+++ RECORDS TO USE
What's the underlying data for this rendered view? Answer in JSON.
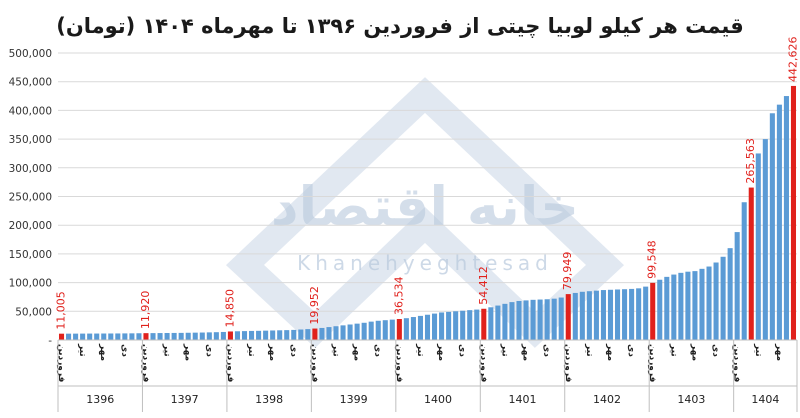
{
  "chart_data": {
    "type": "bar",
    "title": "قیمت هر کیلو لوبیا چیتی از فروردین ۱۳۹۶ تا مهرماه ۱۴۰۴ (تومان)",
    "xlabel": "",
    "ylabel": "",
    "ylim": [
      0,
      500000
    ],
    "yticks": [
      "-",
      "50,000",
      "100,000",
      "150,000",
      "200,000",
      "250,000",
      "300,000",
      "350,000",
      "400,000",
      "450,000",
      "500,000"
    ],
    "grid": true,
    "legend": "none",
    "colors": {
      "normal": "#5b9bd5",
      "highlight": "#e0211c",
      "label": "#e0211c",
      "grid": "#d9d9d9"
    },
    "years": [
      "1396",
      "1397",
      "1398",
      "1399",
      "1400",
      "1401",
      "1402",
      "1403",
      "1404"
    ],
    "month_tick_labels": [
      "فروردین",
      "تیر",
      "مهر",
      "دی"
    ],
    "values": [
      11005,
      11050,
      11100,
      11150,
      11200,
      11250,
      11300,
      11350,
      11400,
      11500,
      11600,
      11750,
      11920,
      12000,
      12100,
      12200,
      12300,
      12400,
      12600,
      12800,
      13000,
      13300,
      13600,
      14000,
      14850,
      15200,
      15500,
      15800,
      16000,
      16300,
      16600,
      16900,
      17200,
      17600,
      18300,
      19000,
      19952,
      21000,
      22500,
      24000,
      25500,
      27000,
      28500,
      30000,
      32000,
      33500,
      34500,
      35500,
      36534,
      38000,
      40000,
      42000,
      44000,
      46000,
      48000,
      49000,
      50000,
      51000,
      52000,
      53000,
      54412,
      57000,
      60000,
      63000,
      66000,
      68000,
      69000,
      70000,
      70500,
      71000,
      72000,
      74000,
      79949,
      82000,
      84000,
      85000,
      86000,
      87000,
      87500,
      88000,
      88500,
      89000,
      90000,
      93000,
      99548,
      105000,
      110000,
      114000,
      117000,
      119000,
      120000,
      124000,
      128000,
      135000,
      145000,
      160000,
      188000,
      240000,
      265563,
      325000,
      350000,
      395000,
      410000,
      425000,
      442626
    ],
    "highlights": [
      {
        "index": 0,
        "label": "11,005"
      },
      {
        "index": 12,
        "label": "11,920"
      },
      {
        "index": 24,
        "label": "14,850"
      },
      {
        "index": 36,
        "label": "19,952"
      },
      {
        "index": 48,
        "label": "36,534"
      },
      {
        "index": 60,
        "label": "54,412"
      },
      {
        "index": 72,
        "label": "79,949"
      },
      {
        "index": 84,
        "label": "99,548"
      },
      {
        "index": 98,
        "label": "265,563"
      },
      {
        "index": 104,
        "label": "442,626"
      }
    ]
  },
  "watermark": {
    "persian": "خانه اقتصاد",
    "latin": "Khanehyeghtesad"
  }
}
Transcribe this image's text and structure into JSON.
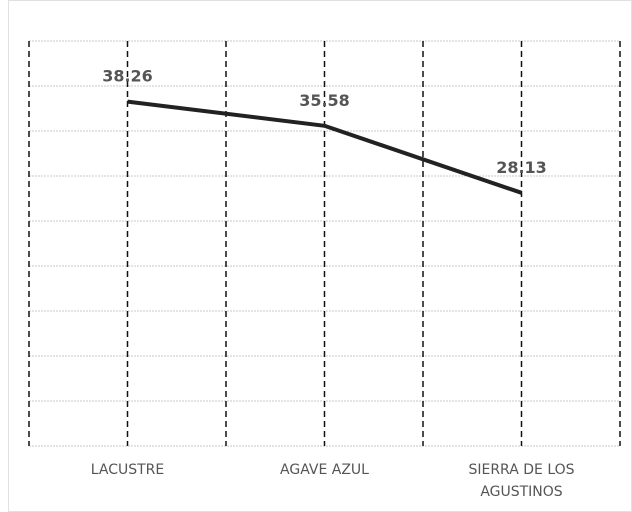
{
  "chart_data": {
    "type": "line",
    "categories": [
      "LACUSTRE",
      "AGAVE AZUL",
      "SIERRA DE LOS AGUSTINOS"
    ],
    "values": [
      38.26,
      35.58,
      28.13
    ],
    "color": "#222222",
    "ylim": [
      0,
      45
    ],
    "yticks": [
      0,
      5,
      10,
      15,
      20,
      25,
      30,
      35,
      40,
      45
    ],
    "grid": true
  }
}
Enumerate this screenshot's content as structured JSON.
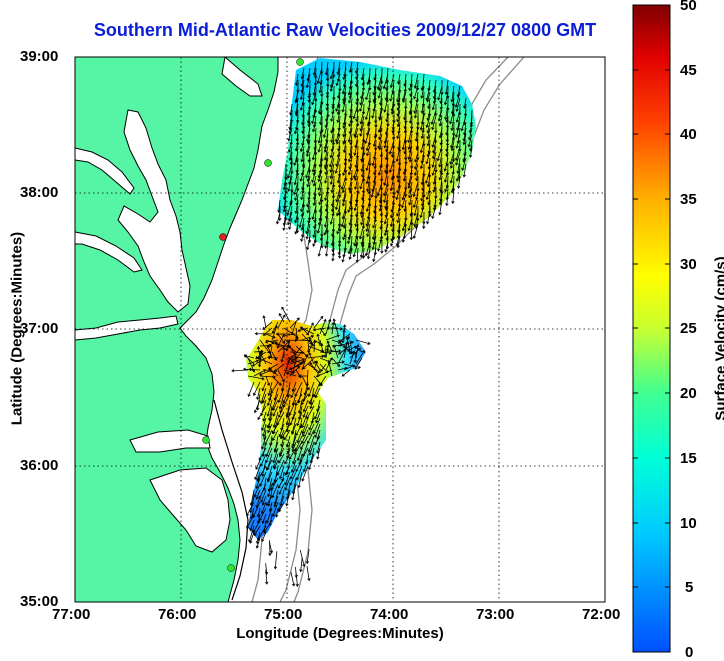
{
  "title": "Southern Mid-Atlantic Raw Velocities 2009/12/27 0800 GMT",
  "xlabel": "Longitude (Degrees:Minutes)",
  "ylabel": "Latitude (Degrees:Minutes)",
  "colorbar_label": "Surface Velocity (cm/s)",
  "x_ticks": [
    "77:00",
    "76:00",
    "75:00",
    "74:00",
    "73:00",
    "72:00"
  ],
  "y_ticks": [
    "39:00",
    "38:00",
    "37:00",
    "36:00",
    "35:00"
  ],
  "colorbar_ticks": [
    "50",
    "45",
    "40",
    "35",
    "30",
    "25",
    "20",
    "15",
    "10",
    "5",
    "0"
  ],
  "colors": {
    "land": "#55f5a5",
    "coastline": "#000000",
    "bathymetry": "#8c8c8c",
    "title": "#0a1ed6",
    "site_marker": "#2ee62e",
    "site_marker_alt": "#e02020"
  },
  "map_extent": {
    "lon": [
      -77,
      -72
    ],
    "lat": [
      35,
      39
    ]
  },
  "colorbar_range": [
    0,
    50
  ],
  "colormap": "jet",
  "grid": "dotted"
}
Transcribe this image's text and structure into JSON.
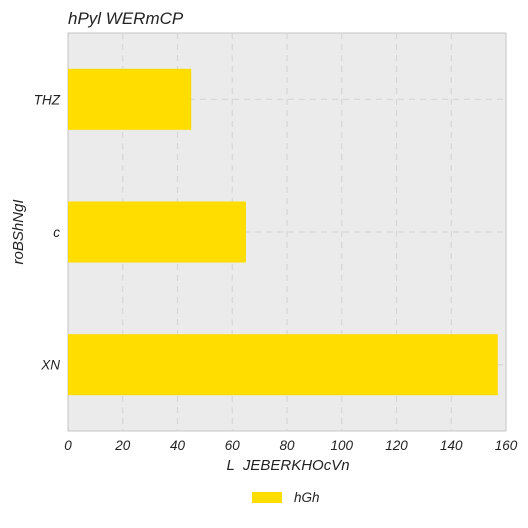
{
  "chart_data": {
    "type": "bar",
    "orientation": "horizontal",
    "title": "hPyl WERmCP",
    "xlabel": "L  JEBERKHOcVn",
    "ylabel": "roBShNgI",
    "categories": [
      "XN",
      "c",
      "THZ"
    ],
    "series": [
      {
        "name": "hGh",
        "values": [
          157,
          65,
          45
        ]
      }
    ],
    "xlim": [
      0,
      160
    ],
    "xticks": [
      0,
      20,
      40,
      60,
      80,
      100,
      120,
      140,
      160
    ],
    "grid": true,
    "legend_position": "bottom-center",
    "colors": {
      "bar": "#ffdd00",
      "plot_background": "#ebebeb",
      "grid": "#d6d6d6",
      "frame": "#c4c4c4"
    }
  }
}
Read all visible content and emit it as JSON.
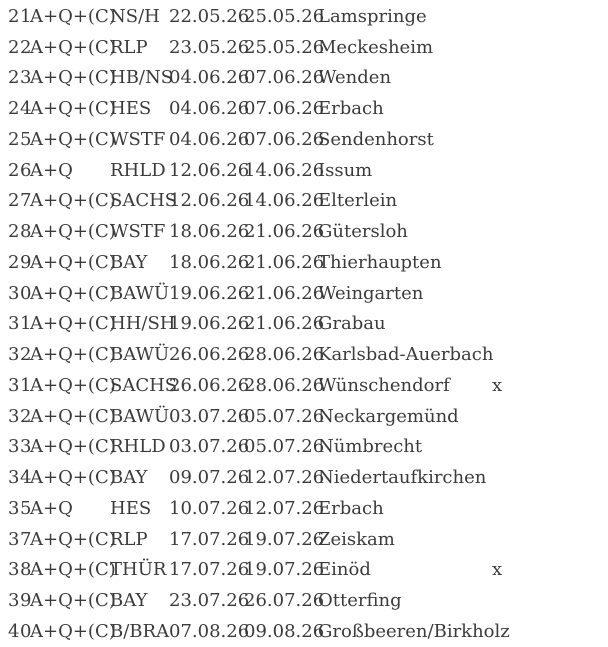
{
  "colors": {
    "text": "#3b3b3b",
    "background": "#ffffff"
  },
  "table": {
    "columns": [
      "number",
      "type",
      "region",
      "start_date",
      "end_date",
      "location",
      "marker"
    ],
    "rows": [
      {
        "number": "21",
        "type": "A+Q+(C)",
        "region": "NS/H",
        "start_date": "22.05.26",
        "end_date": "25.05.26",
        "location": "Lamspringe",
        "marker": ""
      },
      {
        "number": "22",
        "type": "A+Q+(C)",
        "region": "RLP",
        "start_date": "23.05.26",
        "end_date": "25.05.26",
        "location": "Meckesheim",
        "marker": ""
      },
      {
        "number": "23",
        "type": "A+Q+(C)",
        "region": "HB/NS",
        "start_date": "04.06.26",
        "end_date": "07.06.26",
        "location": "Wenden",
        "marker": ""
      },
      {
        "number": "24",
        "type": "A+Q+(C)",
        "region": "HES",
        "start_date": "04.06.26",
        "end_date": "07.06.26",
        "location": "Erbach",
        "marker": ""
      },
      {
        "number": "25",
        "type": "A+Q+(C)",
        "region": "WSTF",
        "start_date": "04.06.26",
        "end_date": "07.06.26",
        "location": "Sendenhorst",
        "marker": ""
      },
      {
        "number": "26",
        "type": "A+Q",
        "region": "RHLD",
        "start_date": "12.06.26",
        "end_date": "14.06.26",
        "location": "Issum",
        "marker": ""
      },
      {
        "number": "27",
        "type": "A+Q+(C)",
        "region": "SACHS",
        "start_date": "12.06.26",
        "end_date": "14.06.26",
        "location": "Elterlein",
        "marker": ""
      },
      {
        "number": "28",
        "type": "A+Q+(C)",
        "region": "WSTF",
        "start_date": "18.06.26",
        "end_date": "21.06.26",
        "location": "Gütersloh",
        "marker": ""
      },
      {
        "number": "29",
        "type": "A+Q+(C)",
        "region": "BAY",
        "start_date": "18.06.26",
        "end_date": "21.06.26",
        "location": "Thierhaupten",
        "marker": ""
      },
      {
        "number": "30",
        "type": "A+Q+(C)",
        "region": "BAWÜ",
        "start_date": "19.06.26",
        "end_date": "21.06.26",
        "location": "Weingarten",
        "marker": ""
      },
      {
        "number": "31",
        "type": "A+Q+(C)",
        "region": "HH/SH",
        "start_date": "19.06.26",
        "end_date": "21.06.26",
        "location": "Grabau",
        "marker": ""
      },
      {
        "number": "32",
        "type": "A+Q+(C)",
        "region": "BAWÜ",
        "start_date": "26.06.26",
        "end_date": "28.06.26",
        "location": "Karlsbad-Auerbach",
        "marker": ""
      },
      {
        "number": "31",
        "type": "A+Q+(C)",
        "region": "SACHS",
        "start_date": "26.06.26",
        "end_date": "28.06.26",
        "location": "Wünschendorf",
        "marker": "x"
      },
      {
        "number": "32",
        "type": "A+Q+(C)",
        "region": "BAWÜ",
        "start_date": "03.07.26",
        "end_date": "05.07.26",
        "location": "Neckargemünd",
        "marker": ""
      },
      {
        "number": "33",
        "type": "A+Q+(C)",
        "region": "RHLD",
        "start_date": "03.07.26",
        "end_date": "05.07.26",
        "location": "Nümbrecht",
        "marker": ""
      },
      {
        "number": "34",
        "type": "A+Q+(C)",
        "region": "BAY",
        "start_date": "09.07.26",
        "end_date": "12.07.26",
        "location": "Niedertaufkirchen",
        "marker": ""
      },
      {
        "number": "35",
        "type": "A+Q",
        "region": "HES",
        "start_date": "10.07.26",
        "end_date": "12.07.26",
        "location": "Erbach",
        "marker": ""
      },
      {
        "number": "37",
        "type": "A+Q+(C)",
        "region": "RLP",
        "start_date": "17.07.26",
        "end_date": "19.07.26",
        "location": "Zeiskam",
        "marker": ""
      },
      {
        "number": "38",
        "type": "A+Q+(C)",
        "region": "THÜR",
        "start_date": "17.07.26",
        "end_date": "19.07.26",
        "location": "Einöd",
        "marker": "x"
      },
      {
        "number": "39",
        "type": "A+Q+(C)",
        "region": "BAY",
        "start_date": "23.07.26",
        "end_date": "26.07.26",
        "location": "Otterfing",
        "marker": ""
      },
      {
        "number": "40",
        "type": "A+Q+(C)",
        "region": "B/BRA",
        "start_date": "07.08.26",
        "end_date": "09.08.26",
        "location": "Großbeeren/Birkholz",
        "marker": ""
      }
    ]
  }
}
++++++
Your task is to list each line of the records with the word "grid".

    "grid": true,
      "grid": "#d9d9d9"
    "grid": true
  "grid": "dotted"
    "grid": true,
      "grid": "#d6d6d6",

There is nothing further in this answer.